begin

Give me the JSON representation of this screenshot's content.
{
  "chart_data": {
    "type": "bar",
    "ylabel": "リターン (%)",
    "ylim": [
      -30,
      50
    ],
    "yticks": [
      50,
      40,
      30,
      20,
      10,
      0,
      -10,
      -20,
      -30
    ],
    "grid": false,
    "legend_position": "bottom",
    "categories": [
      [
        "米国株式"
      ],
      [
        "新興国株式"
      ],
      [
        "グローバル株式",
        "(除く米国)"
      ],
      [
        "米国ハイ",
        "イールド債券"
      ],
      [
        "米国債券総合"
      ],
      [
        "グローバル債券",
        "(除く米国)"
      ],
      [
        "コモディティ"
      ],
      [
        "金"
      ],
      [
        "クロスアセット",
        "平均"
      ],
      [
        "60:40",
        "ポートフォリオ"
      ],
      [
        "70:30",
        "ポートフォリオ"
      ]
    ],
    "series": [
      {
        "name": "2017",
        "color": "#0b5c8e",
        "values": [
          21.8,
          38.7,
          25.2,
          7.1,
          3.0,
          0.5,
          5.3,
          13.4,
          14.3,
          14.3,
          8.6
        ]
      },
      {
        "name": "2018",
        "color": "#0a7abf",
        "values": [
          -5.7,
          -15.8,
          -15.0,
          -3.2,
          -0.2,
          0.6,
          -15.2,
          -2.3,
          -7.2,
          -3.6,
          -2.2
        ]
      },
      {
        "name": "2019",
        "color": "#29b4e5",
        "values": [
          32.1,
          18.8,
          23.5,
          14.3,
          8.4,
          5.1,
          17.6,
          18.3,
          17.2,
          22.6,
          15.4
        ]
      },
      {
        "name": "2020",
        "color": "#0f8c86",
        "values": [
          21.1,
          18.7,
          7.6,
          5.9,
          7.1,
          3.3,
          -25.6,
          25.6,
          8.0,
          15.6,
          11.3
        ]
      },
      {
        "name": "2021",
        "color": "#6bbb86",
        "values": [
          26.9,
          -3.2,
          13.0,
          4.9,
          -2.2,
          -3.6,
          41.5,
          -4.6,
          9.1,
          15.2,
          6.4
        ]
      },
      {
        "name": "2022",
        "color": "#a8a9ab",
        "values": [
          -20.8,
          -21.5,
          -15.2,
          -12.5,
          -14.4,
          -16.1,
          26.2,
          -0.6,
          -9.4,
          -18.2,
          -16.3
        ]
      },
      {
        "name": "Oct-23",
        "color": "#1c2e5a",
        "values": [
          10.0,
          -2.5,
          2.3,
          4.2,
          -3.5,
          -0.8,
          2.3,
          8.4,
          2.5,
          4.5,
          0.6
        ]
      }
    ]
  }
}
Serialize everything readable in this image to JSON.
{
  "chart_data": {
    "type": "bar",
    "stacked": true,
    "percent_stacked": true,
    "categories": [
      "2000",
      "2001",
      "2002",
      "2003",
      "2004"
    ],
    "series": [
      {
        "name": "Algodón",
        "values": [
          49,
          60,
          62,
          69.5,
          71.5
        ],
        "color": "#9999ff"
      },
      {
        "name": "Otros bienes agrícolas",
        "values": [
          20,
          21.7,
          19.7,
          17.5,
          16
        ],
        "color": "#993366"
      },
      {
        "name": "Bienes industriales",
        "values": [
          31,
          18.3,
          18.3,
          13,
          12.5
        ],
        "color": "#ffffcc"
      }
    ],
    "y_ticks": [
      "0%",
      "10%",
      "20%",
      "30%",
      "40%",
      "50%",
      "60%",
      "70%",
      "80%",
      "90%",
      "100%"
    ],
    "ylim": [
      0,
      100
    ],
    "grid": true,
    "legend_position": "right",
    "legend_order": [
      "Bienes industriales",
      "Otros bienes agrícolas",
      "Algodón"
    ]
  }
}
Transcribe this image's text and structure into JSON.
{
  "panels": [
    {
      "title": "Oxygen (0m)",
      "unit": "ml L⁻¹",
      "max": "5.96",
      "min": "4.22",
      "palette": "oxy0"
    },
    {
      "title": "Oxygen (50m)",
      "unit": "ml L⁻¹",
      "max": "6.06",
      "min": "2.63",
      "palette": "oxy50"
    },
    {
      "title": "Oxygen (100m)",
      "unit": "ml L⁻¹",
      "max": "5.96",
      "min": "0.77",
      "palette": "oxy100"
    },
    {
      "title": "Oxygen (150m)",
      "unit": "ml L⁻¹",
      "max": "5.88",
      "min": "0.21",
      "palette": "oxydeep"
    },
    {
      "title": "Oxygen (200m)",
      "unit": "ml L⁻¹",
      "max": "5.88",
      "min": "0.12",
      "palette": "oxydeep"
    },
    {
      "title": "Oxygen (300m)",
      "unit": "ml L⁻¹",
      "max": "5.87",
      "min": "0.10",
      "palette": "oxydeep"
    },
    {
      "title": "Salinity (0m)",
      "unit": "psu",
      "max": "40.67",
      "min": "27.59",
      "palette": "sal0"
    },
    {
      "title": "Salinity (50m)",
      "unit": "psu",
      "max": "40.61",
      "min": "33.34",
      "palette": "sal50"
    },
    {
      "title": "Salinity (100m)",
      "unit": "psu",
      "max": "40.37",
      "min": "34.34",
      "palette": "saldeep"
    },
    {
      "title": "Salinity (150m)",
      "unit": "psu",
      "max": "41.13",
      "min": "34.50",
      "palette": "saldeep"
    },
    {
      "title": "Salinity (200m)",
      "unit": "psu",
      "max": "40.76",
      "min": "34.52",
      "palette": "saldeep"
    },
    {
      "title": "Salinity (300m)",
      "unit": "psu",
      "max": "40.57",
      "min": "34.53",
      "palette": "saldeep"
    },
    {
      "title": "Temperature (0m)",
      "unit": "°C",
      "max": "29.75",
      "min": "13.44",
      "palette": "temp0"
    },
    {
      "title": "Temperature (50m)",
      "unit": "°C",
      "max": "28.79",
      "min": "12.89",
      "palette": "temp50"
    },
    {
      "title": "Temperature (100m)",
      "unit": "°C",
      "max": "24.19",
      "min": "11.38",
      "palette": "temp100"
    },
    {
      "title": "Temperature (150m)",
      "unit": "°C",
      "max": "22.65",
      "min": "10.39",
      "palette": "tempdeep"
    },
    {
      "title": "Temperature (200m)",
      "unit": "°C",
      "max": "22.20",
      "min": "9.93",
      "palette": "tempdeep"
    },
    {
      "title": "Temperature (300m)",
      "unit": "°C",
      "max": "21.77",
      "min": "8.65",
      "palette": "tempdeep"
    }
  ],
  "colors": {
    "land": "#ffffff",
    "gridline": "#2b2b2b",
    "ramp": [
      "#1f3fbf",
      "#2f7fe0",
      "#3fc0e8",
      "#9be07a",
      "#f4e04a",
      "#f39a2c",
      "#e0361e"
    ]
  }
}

end

_Aim of the exercise_:
Please reproduce each line exactly as written.

_Result_:
Give me the JSON representation of this screenshot's content.
{
  "chart_data": {
    "type": "bar",
    "ylabel": "リターン (%)",
    "ylim": [
      -30,
      50
    ],
    "yticks": [
      50,
      40,
      30,
      20,
      10,
      0,
      -10,
      -20,
      -30
    ],
    "grid": false,
    "legend_position": "bottom",
    "categories": [
      [
        "米国株式"
      ],
      [
        "新興国株式"
      ],
      [
        "グローバル株式",
        "(除く米国)"
      ],
      [
        "米国ハイ",
        "イールド債券"
      ],
      [
        "米国債券総合"
      ],
      [
        "グローバル債券",
        "(除く米国)"
      ],
      [
        "コモディティ"
      ],
      [
        "金"
      ],
      [
        "クロスアセット",
        "平均"
      ],
      [
        "60:40",
        "ポートフォリオ"
      ],
      [
        "70:30",
        "ポートフォリオ"
      ]
    ],
    "series": [
      {
        "name": "2017",
        "color": "#0b5c8e",
        "values": [
          21.8,
          38.7,
          25.2,
          7.1,
          3.0,
          0.5,
          5.3,
          13.4,
          14.3,
          14.3,
          8.6
        ]
      },
      {
        "name": "2018",
        "color": "#0a7abf",
        "values": [
          -5.7,
          -15.8,
          -15.0,
          -3.2,
          -0.2,
          0.6,
          -15.2,
          -2.3,
          -7.2,
          -3.6,
          -2.2
        ]
      },
      {
        "name": "2019",
        "color": "#29b4e5",
        "values": [
          32.1,
          18.8,
          23.5,
          14.3,
          8.4,
          5.1,
          17.6,
          18.3,
          17.2,
          22.6,
          15.4
        ]
      },
      {
        "name": "2020",
        "color": "#0f8c86",
        "values": [
          21.1,
          18.7,
          7.6,
          5.9,
          7.1,
          3.3,
          -25.6,
          25.6,
          8.0,
          15.6,
          11.3
        ]
      },
      {
        "name": "2021",
        "color": "#6bbb86",
        "values": [
          26.9,
          -3.2,
          13.0,
          4.9,
          -2.2,
          -3.6,
          41.5,
          -4.6,
          9.1,
          15.2,
          6.4
        ]
      },
      {
        "name": "2022",
        "color": "#a8a9ab",
        "values": [
          -20.8,
          -21.5,
          -15.2,
          -12.5,
          -14.4,
          -16.1,
          26.2,
          -0.6,
          -9.4,
          -18.2,
          -16.3
        ]
      },
      {
        "name": "Oct-23",
        "color": "#1c2e5a",
        "values": [
          10.0,
          -2.5,
          2.3,
          4.2,
          -3.5,
          -0.8,
          2.3,
          8.4,
          2.5,
          4.5,
          0.6
        ]
      }
    ]
  }
}
Serialize everything readable in this image to JSON.
{
  "chart_data": {
    "type": "bar",
    "stacked": true,
    "percent_stacked": true,
    "categories": [
      "2000",
      "2001",
      "2002",
      "2003",
      "2004"
    ],
    "series": [
      {
        "name": "Algodón",
        "values": [
          49,
          60,
          62,
          69.5,
          71.5
        ],
        "color": "#9999ff"
      },
      {
        "name": "Otros bienes agrícolas",
        "values": [
          20,
          21.7,
          19.7,
          17.5,
          16
        ],
        "color": "#993366"
      },
      {
        "name": "Bienes industriales",
        "values": [
          31,
          18.3,
          18.3,
          13,
          12.5
        ],
        "color": "#ffffcc"
      }
    ],
    "y_ticks": [
      "0%",
      "10%",
      "20%",
      "30%",
      "40%",
      "50%",
      "60%",
      "70%",
      "80%",
      "90%",
      "100%"
    ],
    "ylim": [
      0,
      100
    ],
    "grid": true,
    "legend_position": "right",
    "legend_order": [
      "Bienes industriales",
      "Otros bienes agrícolas",
      "Algodón"
    ]
  }
}
Transcribe this image's text and structure into JSON.
{
  "panels": [
    {
      "title": "Oxygen (0m)",
      "unit": "ml L⁻¹",
      "max": "5.96",
      "min": "4.22",
      "palette": "oxy0"
    },
    {
      "title": "Oxygen (50m)",
      "unit": "ml L⁻¹",
      "max": "6.06",
      "min": "2.63",
      "palette": "oxy50"
    },
    {
      "title": "Oxygen (100m)",
      "unit": "ml L⁻¹",
      "max": "5.96",
      "min": "0.77",
      "palette": "oxy100"
    },
    {
      "title": "Oxygen (150m)",
      "unit": "ml L⁻¹",
      "max": "5.88",
      "min": "0.21",
      "palette": "oxydeep"
    },
    {
      "title": "Oxygen (200m)",
      "unit": "ml L⁻¹",
      "max": "5.88",
      "min": "0.12",
      "palette": "oxydeep"
    },
    {
      "title": "Oxygen (300m)",
      "unit": "ml L⁻¹",
      "max": "5.87",
      "min": "0.10",
      "palette": "oxydeep"
    },
    {
      "title": "Salinity (0m)",
      "unit": "psu",
      "max": "40.67",
      "min": "27.59",
      "palette": "sal0"
    },
    {
      "title": "Salinity (50m)",
      "unit": "psu",
      "max": "40.61",
      "min": "33.34",
      "palette": "sal50"
    },
    {
      "title": "Salinity (100m)",
      "unit": "psu",
      "max": "40.37",
      "min": "34.34",
      "palette": "saldeep"
    },
    {
      "title": "Salinity (150m)",
      "unit": "psu",
      "max": "41.13",
      "min": "34.50",
      "palette": "saldeep"
    },
    {
      "title": "Salinity (200m)",
      "unit": "psu",
      "max": "40.76",
      "min": "34.52",
      "palette": "saldeep"
    },
    {
      "title": "Salinity (300m)",
      "unit": "psu",
      "max": "40.57",
      "min": "34.53",
      "palette": "saldeep"
    },
    {
      "title": "Temperature (0m)",
      "unit": "°C",
      "max": "29.75",
      "min": "13.44",
      "palette": "temp0"
    },
    {
      "title": "Temperature (50m)",
      "unit": "°C",
      "max": "28.79",
      "min": "12.89",
      "palette": "temp50"
    },
    {
      "title": "Temperature (100m)",
      "unit": "°C",
      "max": "24.19",
      "min": "11.38",
      "palette": "temp100"
    },
    {
      "title": "Temperature (150m)",
      "unit": "°C",
      "max": "22.65",
      "min": "10.39",
      "palette": "tempdeep"
    },
    {
      "title": "Temperature (200m)",
      "unit": "°C",
      "max": "22.20",
      "min": "9.93",
      "palette": "tempdeep"
    },
    {
      "title": "Temperature (300m)",
      "unit": "°C",
      "max": "21.77",
      "min": "8.65",
      "palette": "tempdeep"
    }
  ],
  "colors": {
    "land": "#ffffff",
    "gridline": "#2b2b2b",
    "ramp": [
      "#1f3fbf",
      "#2f7fe0",
      "#3fc0e8",
      "#9be07a",
      "#f4e04a",
      "#f39a2c",
      "#e0361e"
    ]
  }
}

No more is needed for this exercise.